→ Aufgaben:
a) Welches Bruttomonatsgehalt nennt der Text über den Beruf Entwicklungstechniker/in als typisch?
b) Führe den Text über den Beruf Entwicklungstechniker/in im selben Stil nach seinem letzten Satz fort.

→ Quellenauszug:
☆ ☆ ☆
Entwicklungstechniker/Entwicklungstechnikerin – Arbeitsumfeld
Tätigkeit

Entwicklungstechniker/Entwicklungstechnikerin

BerufsfeldIT & Digitales
Arbeitsortein Büroräumen · in Werkstätten und Produktionshallen · im Außendienst · im Homeoffice bzw. mobil
Offene Stellen88

Über den Beruf

Entwicklungstechniker/innen entwickeln Produkte von der ersten Skizze bis zur fertigungstauglichen Lösung. Sie erstellen mit CAD präzise Rohteil- und Werkstattzeichnungen, fertigen Muster oder 3-D-Modelle und berechnen Maße, Toleranzen sowie den Materialbedarf. Um Funktionen abzusichern, planen sie Versuchsreihen, wählen Messgeräte und Prüfverfahren, bauen Testaufstellungen auf und werten Messdaten in Tabellen und Schaubildern aus. Die Erkenntnisse übertragen sie in Fertigungsvorgaben, kalkulieren Betriebsmittel und stimmen Zeitpläne für die Produktion ab. Bei komplexen Projekten koordinieren sie Teams, leiten Zeitstudien und behalten Kosten im Blick. Im direkten Austausch mit Kundinnen und Kunden passen sie Konstruktionen an neue Anforderungen an und verbinden damit Qualität, Wirtschaftlichkeit und Funktion.

Ausbildung & Zugang

Zugang zum Beruf

Für den Zugang wird oft eine technische Weiterbildung im jeweiligen Fachgebiet vorausgesetzt.

Stellenangebote

Karriere & Weiterbildung

Häufige Fragen

Was verdient man als Entwicklungstechniker/in?

Das Gehalt liegt typischerweise bei 6.132 € brutto im Monat. Je nach Erfahrung, Branche und Region kannst du zwischen 4.975 € und 7.305 € verdienen.

Wie sind die Berufsaussichten als Entwicklungstechniker/in?
☆ ☆ ☆
[Sammlungseinträge]

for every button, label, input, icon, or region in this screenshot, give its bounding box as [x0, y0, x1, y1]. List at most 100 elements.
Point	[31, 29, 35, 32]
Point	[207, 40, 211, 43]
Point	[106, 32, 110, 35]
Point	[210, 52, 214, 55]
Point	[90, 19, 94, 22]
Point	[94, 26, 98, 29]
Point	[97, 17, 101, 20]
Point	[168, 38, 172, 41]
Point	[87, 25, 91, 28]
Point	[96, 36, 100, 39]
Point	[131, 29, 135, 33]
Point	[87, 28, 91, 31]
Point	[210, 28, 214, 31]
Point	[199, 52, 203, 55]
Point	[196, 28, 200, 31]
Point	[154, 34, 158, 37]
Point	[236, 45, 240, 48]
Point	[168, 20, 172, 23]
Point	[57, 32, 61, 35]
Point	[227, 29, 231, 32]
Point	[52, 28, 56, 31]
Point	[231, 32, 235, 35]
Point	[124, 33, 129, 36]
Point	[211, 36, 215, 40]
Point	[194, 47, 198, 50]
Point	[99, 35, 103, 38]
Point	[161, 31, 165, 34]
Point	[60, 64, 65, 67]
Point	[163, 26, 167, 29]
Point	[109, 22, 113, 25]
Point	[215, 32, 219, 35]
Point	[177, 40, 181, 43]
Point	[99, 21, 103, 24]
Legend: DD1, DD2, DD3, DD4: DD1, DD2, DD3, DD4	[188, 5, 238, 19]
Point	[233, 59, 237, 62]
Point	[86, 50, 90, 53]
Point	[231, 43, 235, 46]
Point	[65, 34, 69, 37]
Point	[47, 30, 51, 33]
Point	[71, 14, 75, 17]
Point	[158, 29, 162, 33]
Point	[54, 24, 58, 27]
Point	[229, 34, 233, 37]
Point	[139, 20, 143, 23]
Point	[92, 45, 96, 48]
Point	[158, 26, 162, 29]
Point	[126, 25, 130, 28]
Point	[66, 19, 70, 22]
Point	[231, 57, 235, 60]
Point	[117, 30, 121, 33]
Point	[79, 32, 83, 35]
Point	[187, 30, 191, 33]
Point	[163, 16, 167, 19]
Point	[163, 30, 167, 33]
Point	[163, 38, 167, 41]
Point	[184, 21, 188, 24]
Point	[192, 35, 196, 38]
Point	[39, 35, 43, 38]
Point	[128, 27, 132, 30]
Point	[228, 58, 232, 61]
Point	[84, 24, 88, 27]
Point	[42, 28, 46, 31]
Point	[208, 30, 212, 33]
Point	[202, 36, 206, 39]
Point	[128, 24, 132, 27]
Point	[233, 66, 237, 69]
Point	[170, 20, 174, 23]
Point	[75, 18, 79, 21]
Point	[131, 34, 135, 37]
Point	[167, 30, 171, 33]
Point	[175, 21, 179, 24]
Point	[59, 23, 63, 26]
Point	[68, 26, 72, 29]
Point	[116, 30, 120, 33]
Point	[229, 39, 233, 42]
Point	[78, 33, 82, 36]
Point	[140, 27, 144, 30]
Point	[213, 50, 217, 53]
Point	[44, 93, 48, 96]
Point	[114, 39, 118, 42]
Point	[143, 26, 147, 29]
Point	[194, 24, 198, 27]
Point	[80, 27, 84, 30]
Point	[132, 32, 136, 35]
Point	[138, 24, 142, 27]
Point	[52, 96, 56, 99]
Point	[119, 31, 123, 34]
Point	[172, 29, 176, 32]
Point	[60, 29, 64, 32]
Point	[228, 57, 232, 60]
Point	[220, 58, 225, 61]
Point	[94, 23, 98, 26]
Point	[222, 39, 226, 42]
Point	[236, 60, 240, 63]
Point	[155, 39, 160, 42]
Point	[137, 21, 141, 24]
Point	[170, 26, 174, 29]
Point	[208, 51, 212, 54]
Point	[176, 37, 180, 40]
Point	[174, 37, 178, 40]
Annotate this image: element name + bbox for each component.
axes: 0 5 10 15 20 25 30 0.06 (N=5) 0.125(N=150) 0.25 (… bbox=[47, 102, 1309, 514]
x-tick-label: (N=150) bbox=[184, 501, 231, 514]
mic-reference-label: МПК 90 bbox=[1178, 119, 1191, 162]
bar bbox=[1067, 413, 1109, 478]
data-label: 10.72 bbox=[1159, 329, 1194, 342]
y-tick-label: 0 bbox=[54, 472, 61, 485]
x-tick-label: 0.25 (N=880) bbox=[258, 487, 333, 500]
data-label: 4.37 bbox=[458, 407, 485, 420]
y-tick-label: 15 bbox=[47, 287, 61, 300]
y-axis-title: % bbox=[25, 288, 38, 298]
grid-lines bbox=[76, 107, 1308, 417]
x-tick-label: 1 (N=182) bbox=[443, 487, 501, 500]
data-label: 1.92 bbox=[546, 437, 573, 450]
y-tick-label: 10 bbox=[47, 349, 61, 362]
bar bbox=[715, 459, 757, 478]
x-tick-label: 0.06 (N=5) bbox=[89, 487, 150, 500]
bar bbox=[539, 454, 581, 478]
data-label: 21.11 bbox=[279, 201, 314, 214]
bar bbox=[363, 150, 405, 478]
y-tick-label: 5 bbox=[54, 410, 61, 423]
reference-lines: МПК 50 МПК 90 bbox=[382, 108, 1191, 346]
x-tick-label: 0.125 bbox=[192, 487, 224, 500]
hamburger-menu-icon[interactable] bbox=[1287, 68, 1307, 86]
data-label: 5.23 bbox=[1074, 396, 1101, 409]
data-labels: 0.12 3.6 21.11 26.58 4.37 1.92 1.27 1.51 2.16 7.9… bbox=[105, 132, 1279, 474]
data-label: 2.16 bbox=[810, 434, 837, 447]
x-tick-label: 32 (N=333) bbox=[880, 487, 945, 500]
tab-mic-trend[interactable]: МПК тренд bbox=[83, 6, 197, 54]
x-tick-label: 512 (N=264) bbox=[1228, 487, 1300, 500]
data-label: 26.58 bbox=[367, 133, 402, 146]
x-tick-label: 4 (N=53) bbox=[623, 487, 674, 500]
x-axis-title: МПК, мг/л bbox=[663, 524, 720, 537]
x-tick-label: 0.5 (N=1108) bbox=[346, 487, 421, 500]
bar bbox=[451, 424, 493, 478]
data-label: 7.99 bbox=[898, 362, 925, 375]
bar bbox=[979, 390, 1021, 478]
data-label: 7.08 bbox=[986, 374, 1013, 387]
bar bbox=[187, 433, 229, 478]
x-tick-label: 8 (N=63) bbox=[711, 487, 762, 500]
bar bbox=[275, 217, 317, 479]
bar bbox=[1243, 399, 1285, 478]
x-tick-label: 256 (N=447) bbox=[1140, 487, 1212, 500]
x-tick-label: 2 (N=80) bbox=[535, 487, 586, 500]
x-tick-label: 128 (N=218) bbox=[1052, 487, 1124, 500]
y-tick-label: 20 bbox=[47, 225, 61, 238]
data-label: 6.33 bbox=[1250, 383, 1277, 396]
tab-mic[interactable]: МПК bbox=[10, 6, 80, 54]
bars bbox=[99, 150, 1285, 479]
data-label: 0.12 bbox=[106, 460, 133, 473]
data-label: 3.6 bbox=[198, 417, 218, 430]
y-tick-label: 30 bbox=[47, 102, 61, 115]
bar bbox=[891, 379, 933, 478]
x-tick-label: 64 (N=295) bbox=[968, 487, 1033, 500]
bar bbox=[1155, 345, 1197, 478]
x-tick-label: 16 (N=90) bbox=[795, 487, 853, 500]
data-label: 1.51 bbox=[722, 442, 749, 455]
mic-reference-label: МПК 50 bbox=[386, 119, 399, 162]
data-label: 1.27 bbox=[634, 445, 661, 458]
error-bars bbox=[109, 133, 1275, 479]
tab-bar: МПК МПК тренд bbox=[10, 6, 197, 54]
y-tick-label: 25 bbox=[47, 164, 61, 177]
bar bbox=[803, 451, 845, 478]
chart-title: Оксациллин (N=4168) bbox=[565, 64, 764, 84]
☆ ☆ ☆
→ Lösungen:
a) Typischerweise 6.132 € brutto im Monat.

b)
Die Berufsaussichten als Entwicklungstechniker/in sind gut. Die Beschäftigung in diesem Feld wächst bis 2040. Aktuell besteht hoher Fachkräftemangel – offene Stellen bleiben oft lange unbesetzt, was deine Chancen verbessert. Gleichzeitig sinkt die Konkurrenz unter Bewerbern bis 2040, Arbeitgeber müssen also länger suchen. Zudem werden viele Altersabgänge erwartet, wodurch weitere Stellen frei werden.

Wie sind die Arbeitsbedingungen als Entwicklungstechniker/in?

Die Arbeit spielt sich im Wechsel zwischen Büro, Labor und Werkstatt ab und erfolgt meist im Team mit Fachkräften unterschiedlicher Disziplinen. Häufig sitzt du am Bildschirm, nutzt fachspezifische Software und musst technische Normen sowie gesetzliche Vorgaben beachten. Je nach Projekt kommen Messaufbauten oder Maschinenbedienung im Produktionsumfeld hinzu.

Womit arbeitet man als Entwicklungstechniker/in?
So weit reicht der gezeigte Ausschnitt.